### Faça isto:
Pode transcrever, sem qualquer alteração, o trecho da decisão sobre o segredo de justiça que vai de "II – Num processo" a "audiência de julgamento."?

### Documento de origem:
★ ★ ★ ★ ★ ★ ★

Decisão: Julga inconstitucional, por violação do artigo 20.º, n.º 3, da Constituição da República Portuguesa, a interpretação do artigo 89.º, n.º 6, do Código de Processo Penal, na redacção dada pela Lei n.º 48/2007, de 29 de Agosto, segundo a qual é permitida e não pode ser recusada ao arguido, antes do encerra­mento do inqué­rito a que foi aplicado o segredo de justiça, a consulta irrestrita de todos os elementos do processo, neles incluindo dados relativos à reserva da vida pri­vada de outras pessoas, abran­gendo elementos bancários e fiscais sujeitos a segredo profissional, sem que tenha sido con­cluída a sua análise em termos de poder ser apreciado o seu relevo e utilização como prova, ou, pelo contrário, a sua destruição ou devo­lução, nos termos do n.º 7 do artigo 86.º do Código de Processo Penal.

I – A regulação do segredo de justiça em processo penal convoca, com particular acuidade, a tarefa de concordância prá­tica das finalidades, irremediavelmente conflituantes, apontadas a esse processo: a reali­zação da justiça e a descoberta da verdade material, a protecção perante o Estado dos direitos fundamentais das pessoas e o restabelecimento, tão rápido quanto possível, da paz jurídica posta em causa pelo crime e a consequente reafirmação da validade da norma vio­lada.
II – Num processo penal constitucionalmente conformado, como o português, numa estrutura acusatória integrada pelo princípio da investigação, a necessidade de har­monização das apontadas finalidades justifica soluções diferenciadas consoante as fases por que se desenrola o processo, tendo em conta o diferente peso relativo que lhes deve ser atri­buído em cada uma delas, compreendendo‑se uma evolução em que o predomínio do princí­pio do segredo sobre o princípio da publicidade, típico da fase preliminar da investigação, vá gradualmente evoluindo para o predomínio do princípio da publicidade, típico da fase da audiência de julgamento.
III – Porém, nem num extremo nem no outro do iter processual, o princípio dominante, seja ele o do segredo ou o da publicidade, tem valor absoluto. O carácter predominantemente secreto da fase do inquérito não obsta ao acesso do arguido aos elementos de prova sempre que tal acesso se mostre necessário para a eficácia da defesa dos seus direitos nessa fase, designadamente para contraditar e, sendo caso, impugnar a necessidade da aplicação de medidas de coacção, nomeadamente a sujeição a prisão preventiva.

★ ★ ★ ★ ★ ★ ★

Entradas do conjunto de dados de layout
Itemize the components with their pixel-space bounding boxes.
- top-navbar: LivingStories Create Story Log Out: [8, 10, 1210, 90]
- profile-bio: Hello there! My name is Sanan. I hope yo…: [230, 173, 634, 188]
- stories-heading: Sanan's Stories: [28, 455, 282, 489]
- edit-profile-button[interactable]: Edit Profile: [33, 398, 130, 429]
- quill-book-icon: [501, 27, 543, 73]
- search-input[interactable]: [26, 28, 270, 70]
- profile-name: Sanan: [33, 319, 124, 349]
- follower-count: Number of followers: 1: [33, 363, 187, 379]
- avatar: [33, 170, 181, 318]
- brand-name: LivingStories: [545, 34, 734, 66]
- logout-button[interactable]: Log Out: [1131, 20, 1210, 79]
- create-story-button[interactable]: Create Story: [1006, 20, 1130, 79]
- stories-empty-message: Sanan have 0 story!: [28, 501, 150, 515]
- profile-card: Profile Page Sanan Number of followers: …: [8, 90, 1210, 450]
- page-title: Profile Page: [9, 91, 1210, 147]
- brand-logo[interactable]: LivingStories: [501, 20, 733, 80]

★ ★ ★ ★ ★ ★ ★

### Solução:
II – Num processo penal constitucionalmente conformado, como o português, numa estrutura acusatória integrada pelo princípio da investigação, a necessidade de har­monização das apontadas finalidades justifica soluções diferenciadas consoante as fases por que se desenrola o processo, tendo em conta o diferente peso relativo que lhes deve ser atri­buído em cada uma delas, compreendendo‑se uma evolução em que o predomínio do princí­pio do segredo sobre o princípio da publicidade, típico da fase preliminar da investigação, vá gradualmente evoluindo para o predomínio do princípio da publicidade, típico da fase da audiência de julgamento.